* start INPUT *

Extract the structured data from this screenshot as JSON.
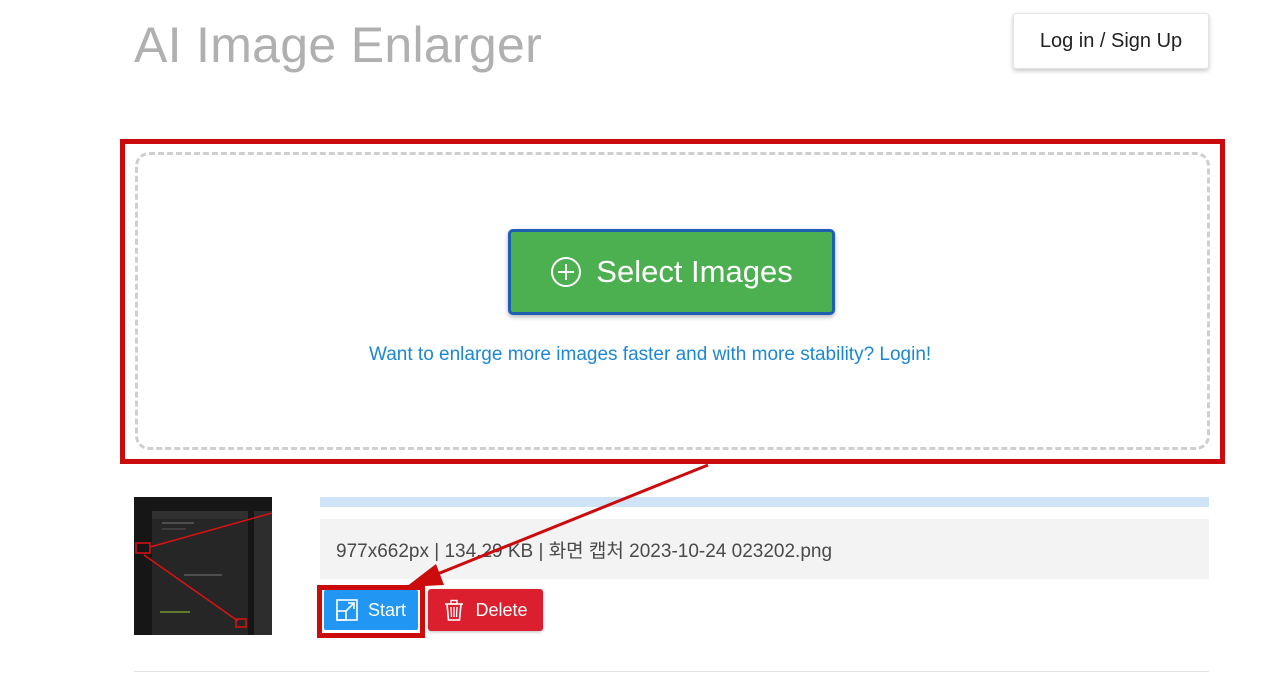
{
  "header": {
    "title": "AI Image Enlarger",
    "login_label": "Log in / Sign Up"
  },
  "upload": {
    "select_label": "Select Images",
    "login_prompt": "Want to enlarge more images faster and with more stability? Login!",
    "select_icon": "plus-circle-icon"
  },
  "file": {
    "info": "977x662px | 134.29 KB | 화면 캡처 2023-10-24 023202.png",
    "progress": 0,
    "start_label": "Start",
    "delete_label": "Delete",
    "start_icon": "enlarge-icon",
    "delete_icon": "trash-icon"
  },
  "colors": {
    "select_button": "#4caf50",
    "start_button": "#2196f3",
    "delete_button": "#dc1f2e",
    "annotation": "#cc0c0c",
    "link": "#1c87d6"
  }
}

* end INPUT *

Each entry shown above must be quoted exactly, with its pictures left out.

Extract the structured data from this screenshot as JSON.
{
  "header": {
    "title": "AI Image Enlarger",
    "login_label": "Log in / Sign Up"
  },
  "upload": {
    "select_label": "Select Images",
    "login_prompt": "Want to enlarge more images faster and with more stability? Login!",
    "select_icon": "plus-circle-icon"
  },
  "file": {
    "info": "977x662px | 134.29 KB | 화면 캡처 2023-10-24 023202.png",
    "progress": 0,
    "start_label": "Start",
    "delete_label": "Delete",
    "start_icon": "enlarge-icon",
    "delete_icon": "trash-icon"
  },
  "colors": {
    "select_button": "#4caf50",
    "start_button": "#2196f3",
    "delete_button": "#dc1f2e",
    "annotation": "#cc0c0c",
    "link": "#1c87d6"
  }
}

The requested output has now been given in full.